RECORDS PROVIDED:
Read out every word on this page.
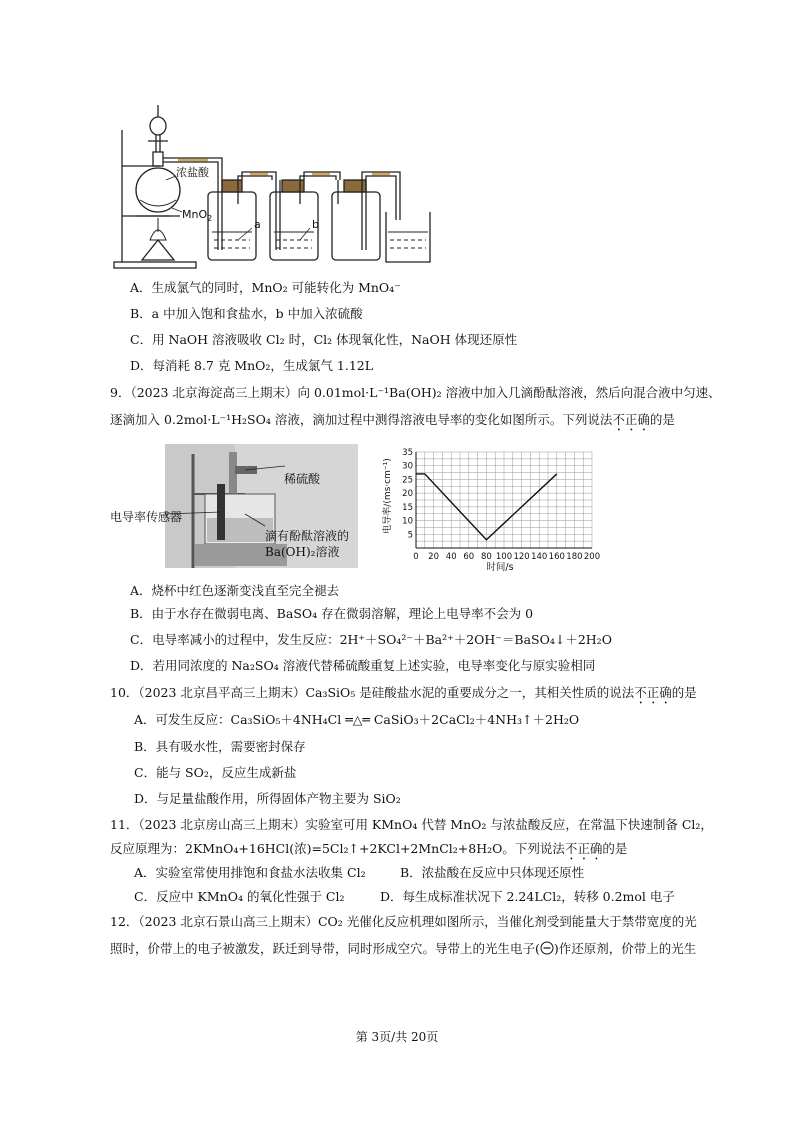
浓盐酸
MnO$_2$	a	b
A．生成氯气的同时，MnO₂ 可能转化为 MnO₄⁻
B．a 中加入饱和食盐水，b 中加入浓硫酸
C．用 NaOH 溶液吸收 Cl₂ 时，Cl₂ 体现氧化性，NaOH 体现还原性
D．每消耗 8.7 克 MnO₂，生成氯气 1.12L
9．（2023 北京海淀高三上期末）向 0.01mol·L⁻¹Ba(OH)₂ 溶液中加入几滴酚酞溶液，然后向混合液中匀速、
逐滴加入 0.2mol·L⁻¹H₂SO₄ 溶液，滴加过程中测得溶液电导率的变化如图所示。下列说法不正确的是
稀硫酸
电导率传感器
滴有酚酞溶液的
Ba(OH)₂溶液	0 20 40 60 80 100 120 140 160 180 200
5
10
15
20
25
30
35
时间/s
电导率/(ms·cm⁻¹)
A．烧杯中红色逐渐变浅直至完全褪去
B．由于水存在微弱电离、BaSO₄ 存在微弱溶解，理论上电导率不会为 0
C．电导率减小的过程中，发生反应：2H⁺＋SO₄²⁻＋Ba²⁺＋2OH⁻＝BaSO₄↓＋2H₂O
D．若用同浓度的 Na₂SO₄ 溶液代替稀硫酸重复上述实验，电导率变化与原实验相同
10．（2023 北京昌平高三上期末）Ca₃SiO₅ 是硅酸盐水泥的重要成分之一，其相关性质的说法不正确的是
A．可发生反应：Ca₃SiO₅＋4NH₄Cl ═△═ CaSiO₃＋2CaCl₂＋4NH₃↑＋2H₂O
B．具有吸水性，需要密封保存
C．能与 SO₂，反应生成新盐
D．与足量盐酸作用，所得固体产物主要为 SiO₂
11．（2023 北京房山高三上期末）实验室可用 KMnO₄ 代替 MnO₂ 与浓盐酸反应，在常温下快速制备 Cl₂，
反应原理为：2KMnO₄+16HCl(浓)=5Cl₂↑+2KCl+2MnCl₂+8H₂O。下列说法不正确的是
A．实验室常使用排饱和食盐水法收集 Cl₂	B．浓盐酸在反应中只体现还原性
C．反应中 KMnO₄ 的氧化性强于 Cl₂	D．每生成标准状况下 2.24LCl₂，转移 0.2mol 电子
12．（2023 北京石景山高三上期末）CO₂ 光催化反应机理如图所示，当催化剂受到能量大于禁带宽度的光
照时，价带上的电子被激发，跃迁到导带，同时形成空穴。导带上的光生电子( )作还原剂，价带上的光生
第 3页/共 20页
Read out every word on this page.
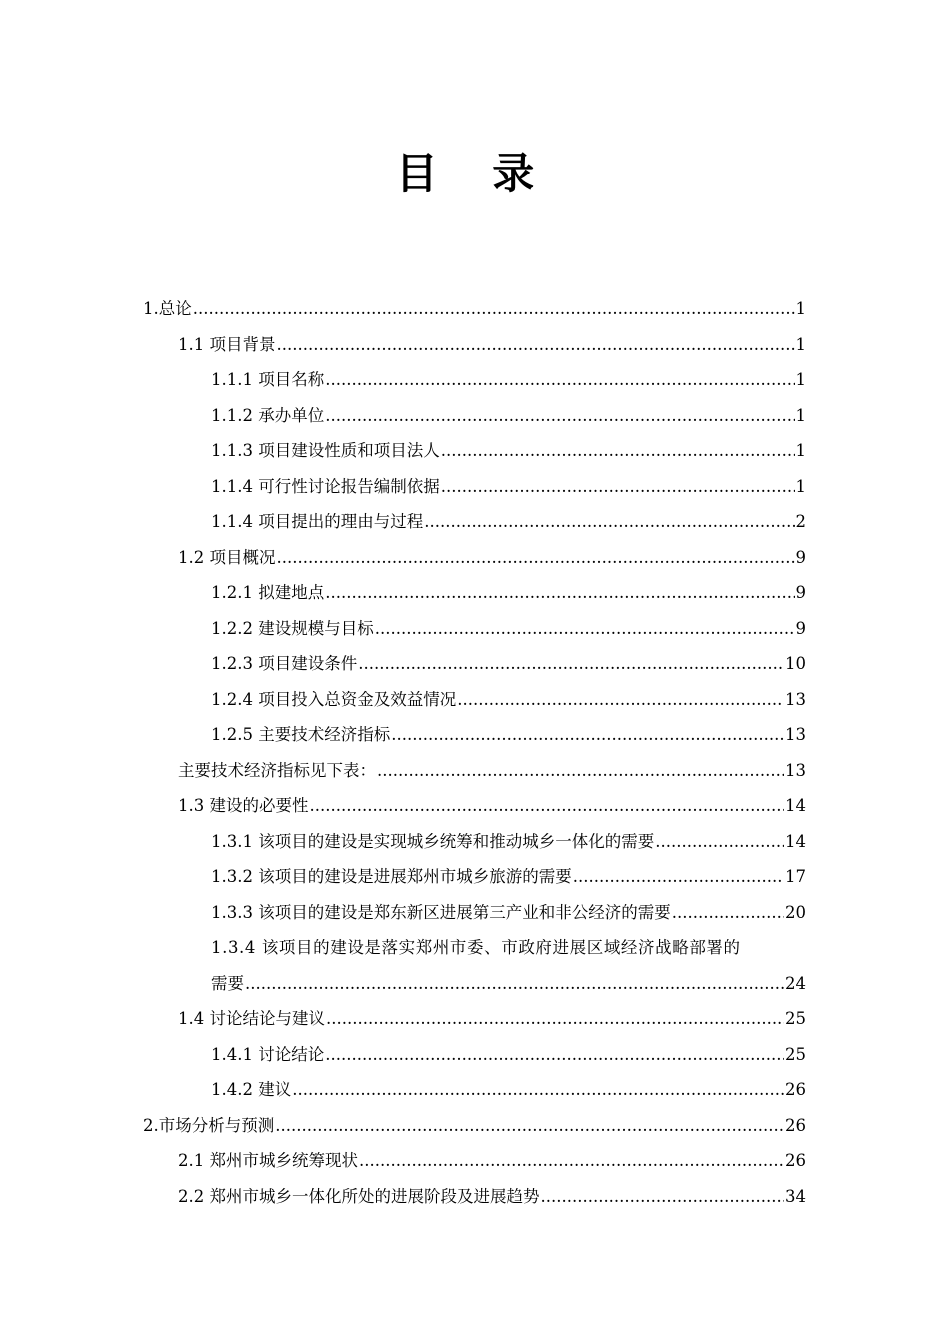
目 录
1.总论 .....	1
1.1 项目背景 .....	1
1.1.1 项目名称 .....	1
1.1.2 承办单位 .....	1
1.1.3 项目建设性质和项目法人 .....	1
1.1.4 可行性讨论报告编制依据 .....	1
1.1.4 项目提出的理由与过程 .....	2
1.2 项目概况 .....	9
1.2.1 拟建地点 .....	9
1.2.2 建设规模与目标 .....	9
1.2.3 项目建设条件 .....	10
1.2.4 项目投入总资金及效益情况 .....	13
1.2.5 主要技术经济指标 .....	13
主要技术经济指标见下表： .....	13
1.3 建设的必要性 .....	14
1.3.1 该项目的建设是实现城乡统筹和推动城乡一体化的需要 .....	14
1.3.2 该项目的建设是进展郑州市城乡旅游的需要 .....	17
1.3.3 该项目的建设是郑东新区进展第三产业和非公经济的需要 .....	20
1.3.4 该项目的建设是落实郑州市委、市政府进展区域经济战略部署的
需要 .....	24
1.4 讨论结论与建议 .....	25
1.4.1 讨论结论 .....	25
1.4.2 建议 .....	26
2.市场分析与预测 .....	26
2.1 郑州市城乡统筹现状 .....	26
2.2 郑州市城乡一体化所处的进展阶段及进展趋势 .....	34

--

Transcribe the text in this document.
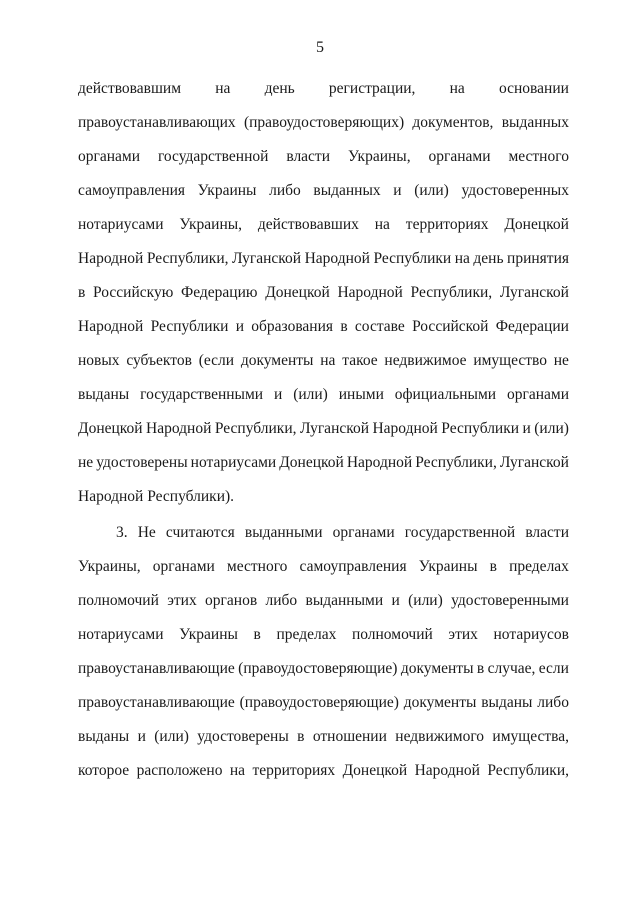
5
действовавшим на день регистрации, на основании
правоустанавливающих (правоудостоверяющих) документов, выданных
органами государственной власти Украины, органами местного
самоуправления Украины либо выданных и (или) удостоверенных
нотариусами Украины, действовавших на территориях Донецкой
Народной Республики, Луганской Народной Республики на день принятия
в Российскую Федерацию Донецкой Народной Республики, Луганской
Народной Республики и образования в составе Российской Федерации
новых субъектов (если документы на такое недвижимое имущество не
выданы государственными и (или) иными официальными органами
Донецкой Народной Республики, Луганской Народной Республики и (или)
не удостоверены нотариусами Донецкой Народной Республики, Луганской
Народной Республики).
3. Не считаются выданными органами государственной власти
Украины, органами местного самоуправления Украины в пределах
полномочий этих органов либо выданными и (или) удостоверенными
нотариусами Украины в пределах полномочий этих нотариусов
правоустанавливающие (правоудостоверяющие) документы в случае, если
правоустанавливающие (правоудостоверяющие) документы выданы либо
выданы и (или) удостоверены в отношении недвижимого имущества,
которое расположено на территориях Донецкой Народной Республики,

---

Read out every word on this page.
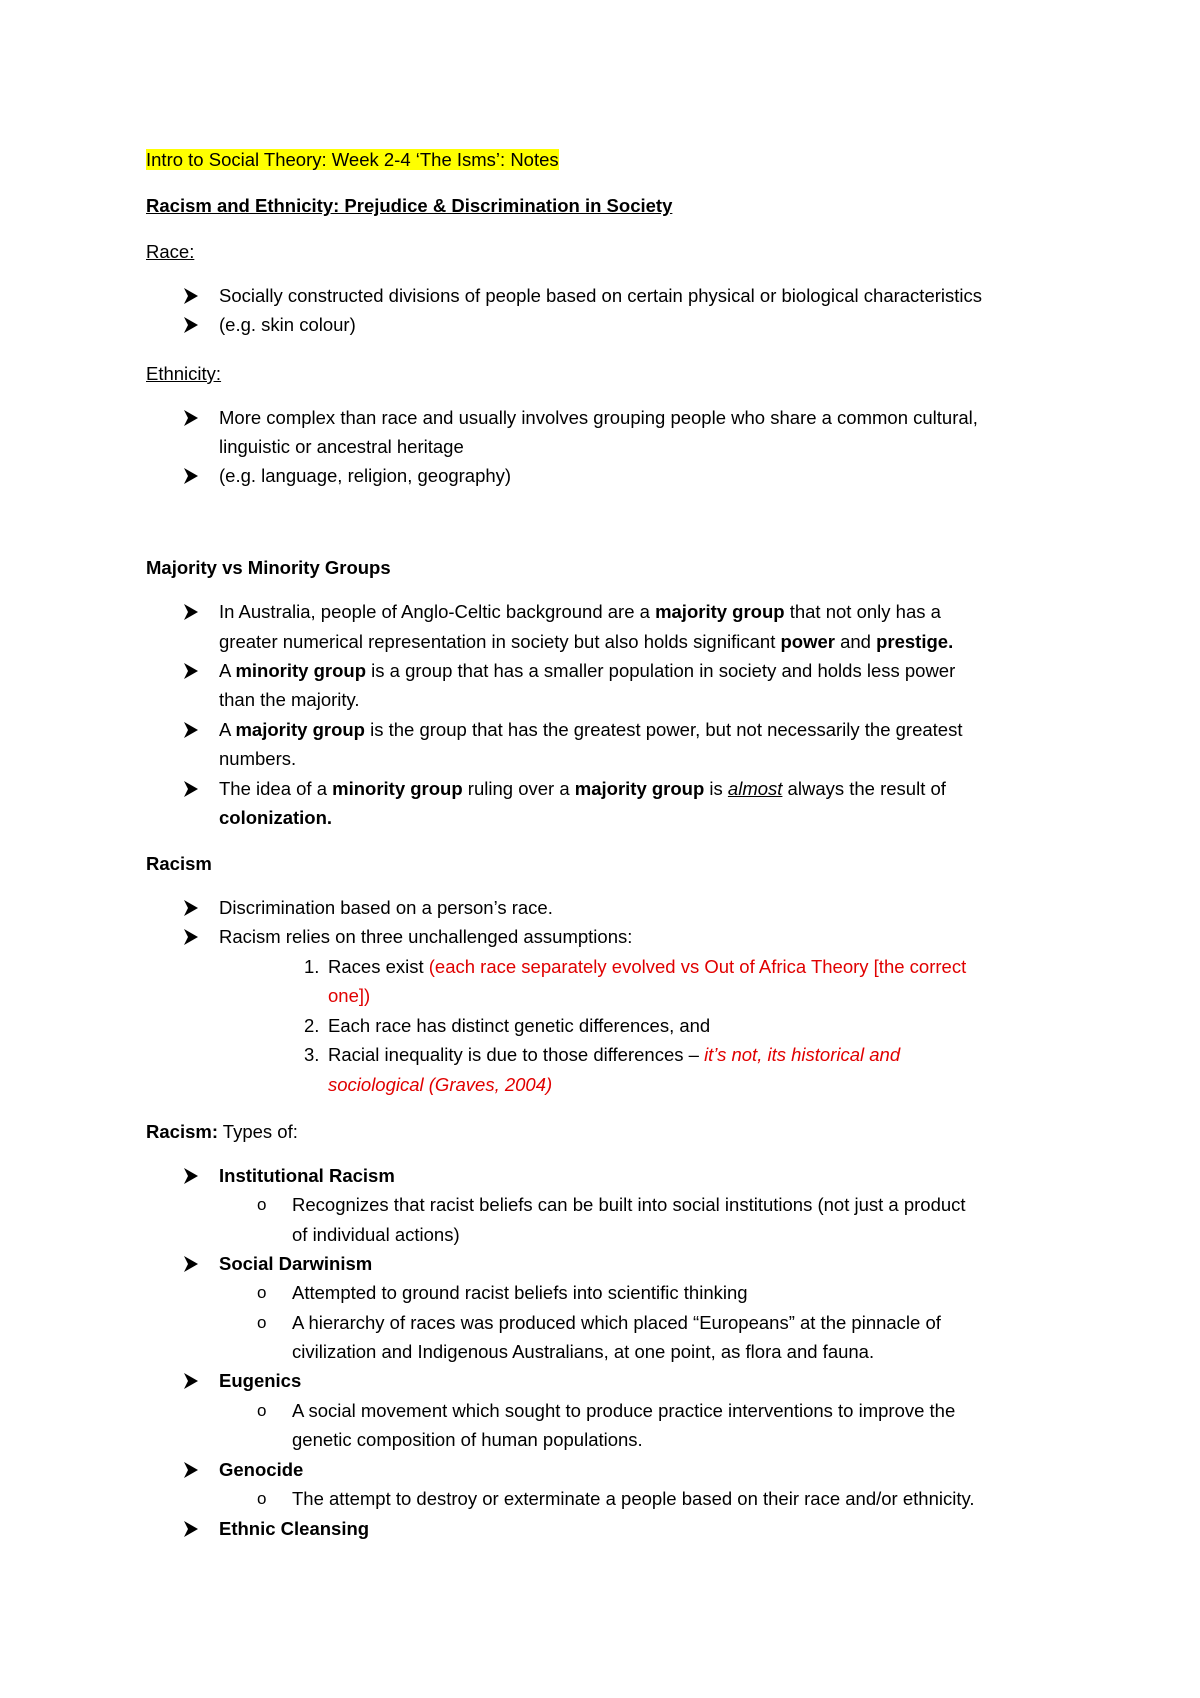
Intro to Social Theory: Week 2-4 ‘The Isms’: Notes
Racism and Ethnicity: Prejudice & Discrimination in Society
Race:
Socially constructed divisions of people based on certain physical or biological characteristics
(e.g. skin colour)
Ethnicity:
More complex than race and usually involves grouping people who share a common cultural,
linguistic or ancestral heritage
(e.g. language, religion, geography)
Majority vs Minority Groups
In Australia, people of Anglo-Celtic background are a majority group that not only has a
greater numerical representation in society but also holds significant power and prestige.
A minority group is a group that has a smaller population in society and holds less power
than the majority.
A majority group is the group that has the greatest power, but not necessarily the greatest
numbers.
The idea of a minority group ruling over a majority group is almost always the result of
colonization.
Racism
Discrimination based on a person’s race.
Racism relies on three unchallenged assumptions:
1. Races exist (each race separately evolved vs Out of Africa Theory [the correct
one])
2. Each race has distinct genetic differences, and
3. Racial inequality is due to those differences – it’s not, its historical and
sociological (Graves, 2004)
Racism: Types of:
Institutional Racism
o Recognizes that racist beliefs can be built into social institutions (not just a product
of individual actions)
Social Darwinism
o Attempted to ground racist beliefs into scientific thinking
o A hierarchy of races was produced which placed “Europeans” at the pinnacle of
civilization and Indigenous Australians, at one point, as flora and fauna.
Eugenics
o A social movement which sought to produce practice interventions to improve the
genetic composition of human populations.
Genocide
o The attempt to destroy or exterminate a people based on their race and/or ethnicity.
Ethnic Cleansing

WRITTEN REQUEST: Scan the entries above for the word "genetic" and collect each line holding it.

EXERCISE RESPONSE:
2. Each race has distinct genetic differences, and
genetic composition of human populations.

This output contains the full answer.